━━━ DATASET ━━━

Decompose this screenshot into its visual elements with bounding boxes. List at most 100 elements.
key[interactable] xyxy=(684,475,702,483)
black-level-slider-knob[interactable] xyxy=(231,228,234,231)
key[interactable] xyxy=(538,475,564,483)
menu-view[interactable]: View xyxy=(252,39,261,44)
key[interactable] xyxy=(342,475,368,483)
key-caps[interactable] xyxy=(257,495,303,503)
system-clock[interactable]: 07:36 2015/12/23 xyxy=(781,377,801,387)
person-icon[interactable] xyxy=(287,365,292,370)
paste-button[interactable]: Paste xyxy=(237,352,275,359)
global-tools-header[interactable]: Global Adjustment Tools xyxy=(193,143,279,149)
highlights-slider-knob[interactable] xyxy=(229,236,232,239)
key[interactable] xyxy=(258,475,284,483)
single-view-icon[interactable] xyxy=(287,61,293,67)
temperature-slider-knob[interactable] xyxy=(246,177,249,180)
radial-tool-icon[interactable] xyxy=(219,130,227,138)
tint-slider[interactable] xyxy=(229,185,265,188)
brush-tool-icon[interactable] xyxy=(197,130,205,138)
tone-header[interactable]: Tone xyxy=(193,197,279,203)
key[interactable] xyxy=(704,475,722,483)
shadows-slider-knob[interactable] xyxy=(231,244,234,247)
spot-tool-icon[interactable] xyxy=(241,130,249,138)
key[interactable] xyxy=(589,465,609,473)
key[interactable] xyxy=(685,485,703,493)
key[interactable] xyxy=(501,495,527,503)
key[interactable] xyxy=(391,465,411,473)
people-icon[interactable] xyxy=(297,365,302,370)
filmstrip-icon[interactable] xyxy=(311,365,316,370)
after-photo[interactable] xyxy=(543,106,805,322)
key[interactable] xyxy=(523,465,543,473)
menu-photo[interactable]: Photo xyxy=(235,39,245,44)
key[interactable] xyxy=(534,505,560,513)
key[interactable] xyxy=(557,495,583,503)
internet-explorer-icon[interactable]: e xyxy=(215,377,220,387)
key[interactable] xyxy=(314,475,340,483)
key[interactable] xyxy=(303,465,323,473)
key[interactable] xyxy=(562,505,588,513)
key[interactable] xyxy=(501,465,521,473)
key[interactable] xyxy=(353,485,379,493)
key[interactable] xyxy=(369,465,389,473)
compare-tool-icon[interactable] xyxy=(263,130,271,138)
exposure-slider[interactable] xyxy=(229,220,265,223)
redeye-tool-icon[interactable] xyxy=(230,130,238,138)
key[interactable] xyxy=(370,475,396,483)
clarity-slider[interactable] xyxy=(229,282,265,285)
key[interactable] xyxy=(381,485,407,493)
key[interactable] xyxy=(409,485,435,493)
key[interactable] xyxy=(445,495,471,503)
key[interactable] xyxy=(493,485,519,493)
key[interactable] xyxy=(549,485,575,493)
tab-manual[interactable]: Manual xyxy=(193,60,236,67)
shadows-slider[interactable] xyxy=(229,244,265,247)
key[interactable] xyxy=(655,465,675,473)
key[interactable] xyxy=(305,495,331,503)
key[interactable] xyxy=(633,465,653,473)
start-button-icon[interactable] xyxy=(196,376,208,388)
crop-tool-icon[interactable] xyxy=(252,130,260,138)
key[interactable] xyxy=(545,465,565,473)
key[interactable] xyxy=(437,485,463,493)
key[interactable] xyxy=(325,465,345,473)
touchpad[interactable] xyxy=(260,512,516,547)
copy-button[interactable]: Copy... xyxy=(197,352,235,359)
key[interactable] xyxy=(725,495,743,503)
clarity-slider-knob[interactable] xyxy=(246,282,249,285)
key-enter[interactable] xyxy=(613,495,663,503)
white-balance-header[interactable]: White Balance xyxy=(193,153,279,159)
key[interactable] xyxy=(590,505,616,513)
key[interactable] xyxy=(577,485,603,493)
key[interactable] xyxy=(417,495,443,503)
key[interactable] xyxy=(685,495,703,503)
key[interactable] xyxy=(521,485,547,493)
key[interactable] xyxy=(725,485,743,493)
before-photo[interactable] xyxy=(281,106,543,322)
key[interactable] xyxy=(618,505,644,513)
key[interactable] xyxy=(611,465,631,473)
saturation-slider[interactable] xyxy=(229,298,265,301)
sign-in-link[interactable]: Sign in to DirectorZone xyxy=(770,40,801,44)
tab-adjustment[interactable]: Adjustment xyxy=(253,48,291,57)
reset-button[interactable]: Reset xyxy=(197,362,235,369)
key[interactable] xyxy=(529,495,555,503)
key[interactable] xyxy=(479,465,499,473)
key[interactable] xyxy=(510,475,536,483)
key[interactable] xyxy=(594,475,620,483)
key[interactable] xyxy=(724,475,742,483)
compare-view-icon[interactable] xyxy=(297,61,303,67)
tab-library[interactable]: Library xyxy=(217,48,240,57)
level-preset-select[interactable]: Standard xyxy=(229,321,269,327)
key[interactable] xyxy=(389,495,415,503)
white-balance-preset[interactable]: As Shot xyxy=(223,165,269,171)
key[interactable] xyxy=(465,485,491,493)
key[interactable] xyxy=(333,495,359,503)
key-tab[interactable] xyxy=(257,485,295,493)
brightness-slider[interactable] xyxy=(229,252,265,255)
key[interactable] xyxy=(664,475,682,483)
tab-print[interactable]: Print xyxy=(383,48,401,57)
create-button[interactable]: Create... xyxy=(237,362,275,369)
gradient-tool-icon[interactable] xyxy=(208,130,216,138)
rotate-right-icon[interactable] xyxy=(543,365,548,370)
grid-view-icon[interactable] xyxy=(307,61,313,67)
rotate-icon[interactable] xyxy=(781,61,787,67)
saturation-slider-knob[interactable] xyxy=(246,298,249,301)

━━━

**PROBLEM TO WORK ON**
Copy every line of the material above verbatim, changing nothing.

**EXPECTED OUTPUT**
Decompose this screenshot into its visual elements with bounding boxes. List at most 100 elements.
key[interactable] xyxy=(684,475,702,483)
black-level-slider-knob[interactable] xyxy=(231,228,234,231)
key[interactable] xyxy=(538,475,564,483)
menu-view[interactable]: View xyxy=(252,39,261,44)
key[interactable] xyxy=(342,475,368,483)
key-caps[interactable] xyxy=(257,495,303,503)
system-clock[interactable]: 07:36 2015/12/23 xyxy=(781,377,801,387)
person-icon[interactable] xyxy=(287,365,292,370)
paste-button[interactable]: Paste xyxy=(237,352,275,359)
global-tools-header[interactable]: Global Adjustment Tools xyxy=(193,143,279,149)
highlights-slider-knob[interactable] xyxy=(229,236,232,239)
key[interactable] xyxy=(258,475,284,483)
single-view-icon[interactable] xyxy=(287,61,293,67)
temperature-slider-knob[interactable] xyxy=(246,177,249,180)
radial-tool-icon[interactable] xyxy=(219,130,227,138)
tint-slider[interactable] xyxy=(229,185,265,188)
brush-tool-icon[interactable] xyxy=(197,130,205,138)
tone-header[interactable]: Tone xyxy=(193,197,279,203)
key[interactable] xyxy=(704,475,722,483)
shadows-slider-knob[interactable] xyxy=(231,244,234,247)
spot-tool-icon[interactable] xyxy=(241,130,249,138)
key[interactable] xyxy=(589,465,609,473)
key[interactable] xyxy=(685,485,703,493)
key[interactable] xyxy=(501,495,527,503)
key[interactable] xyxy=(391,465,411,473)
people-icon[interactable] xyxy=(297,365,302,370)
filmstrip-icon[interactable] xyxy=(311,365,316,370)
after-photo[interactable] xyxy=(543,106,805,322)
key[interactable] xyxy=(523,465,543,473)
menu-photo[interactable]: Photo xyxy=(235,39,245,44)
key[interactable] xyxy=(534,505,560,513)
key[interactable] xyxy=(557,495,583,503)
internet-explorer-icon[interactable]: e xyxy=(215,377,220,387)
key[interactable] xyxy=(314,475,340,483)
key[interactable] xyxy=(303,465,323,473)
key[interactable] xyxy=(562,505,588,513)
key[interactable] xyxy=(501,465,521,473)
key[interactable] xyxy=(353,485,379,493)
key[interactable] xyxy=(369,465,389,473)
compare-tool-icon[interactable] xyxy=(263,130,271,138)
exposure-slider[interactable] xyxy=(229,220,265,223)
redeye-tool-icon[interactable] xyxy=(230,130,238,138)
key[interactable] xyxy=(370,475,396,483)
clarity-slider[interactable] xyxy=(229,282,265,285)
key[interactable] xyxy=(381,485,407,493)
key[interactable] xyxy=(409,485,435,493)
key[interactable] xyxy=(445,495,471,503)
key[interactable] xyxy=(493,485,519,493)
key[interactable] xyxy=(549,485,575,493)
tab-manual[interactable]: Manual xyxy=(193,60,236,67)
shadows-slider[interactable] xyxy=(229,244,265,247)
key[interactable] xyxy=(655,465,675,473)
key[interactable] xyxy=(305,495,331,503)
key[interactable] xyxy=(633,465,653,473)
start-button-icon[interactable] xyxy=(196,376,208,388)
crop-tool-icon[interactable] xyxy=(252,130,260,138)
key[interactable] xyxy=(545,465,565,473)
key[interactable] xyxy=(437,485,463,493)
key[interactable] xyxy=(325,465,345,473)
touchpad[interactable] xyxy=(260,512,516,547)
copy-button[interactable]: Copy... xyxy=(197,352,235,359)
key[interactable] xyxy=(725,495,743,503)
clarity-slider-knob[interactable] xyxy=(246,282,249,285)
key-enter[interactable] xyxy=(613,495,663,503)
white-balance-header[interactable]: White Balance xyxy=(193,153,279,159)
key[interactable] xyxy=(590,505,616,513)
key[interactable] xyxy=(577,485,603,493)
key[interactable] xyxy=(417,495,443,503)
key[interactable] xyxy=(685,495,703,503)
key[interactable] xyxy=(521,485,547,493)
key[interactable] xyxy=(725,485,743,493)
before-photo[interactable] xyxy=(281,106,543,322)
key[interactable] xyxy=(618,505,644,513)
key[interactable] xyxy=(611,465,631,473)
saturation-slider[interactable] xyxy=(229,298,265,301)
sign-in-link[interactable]: Sign in to DirectorZone xyxy=(770,40,801,44)
tab-adjustment[interactable]: Adjustment xyxy=(253,48,291,57)
reset-button[interactable]: Reset xyxy=(197,362,235,369)
key[interactable] xyxy=(529,495,555,503)
key[interactable] xyxy=(479,465,499,473)
key[interactable] xyxy=(510,475,536,483)
key[interactable] xyxy=(594,475,620,483)
key[interactable] xyxy=(724,475,742,483)
compare-view-icon[interactable] xyxy=(297,61,303,67)
tab-library[interactable]: Library xyxy=(217,48,240,57)
level-preset-select[interactable]: Standard xyxy=(229,321,269,327)
key[interactable] xyxy=(389,495,415,503)
white-balance-preset[interactable]: As Shot xyxy=(223,165,269,171)
key[interactable] xyxy=(465,485,491,493)
key[interactable] xyxy=(333,495,359,503)
key-tab[interactable] xyxy=(257,485,295,493)
brightness-slider[interactable] xyxy=(229,252,265,255)
key[interactable] xyxy=(664,475,682,483)
tab-print[interactable]: Print xyxy=(383,48,401,57)
create-button[interactable]: Create... xyxy=(237,362,275,369)
gradient-tool-icon[interactable] xyxy=(208,130,216,138)
rotate-right-icon[interactable] xyxy=(543,365,548,370)
grid-view-icon[interactable] xyxy=(307,61,313,67)
rotate-icon[interactable] xyxy=(781,61,787,67)
saturation-slider-knob[interactable] xyxy=(246,298,249,301)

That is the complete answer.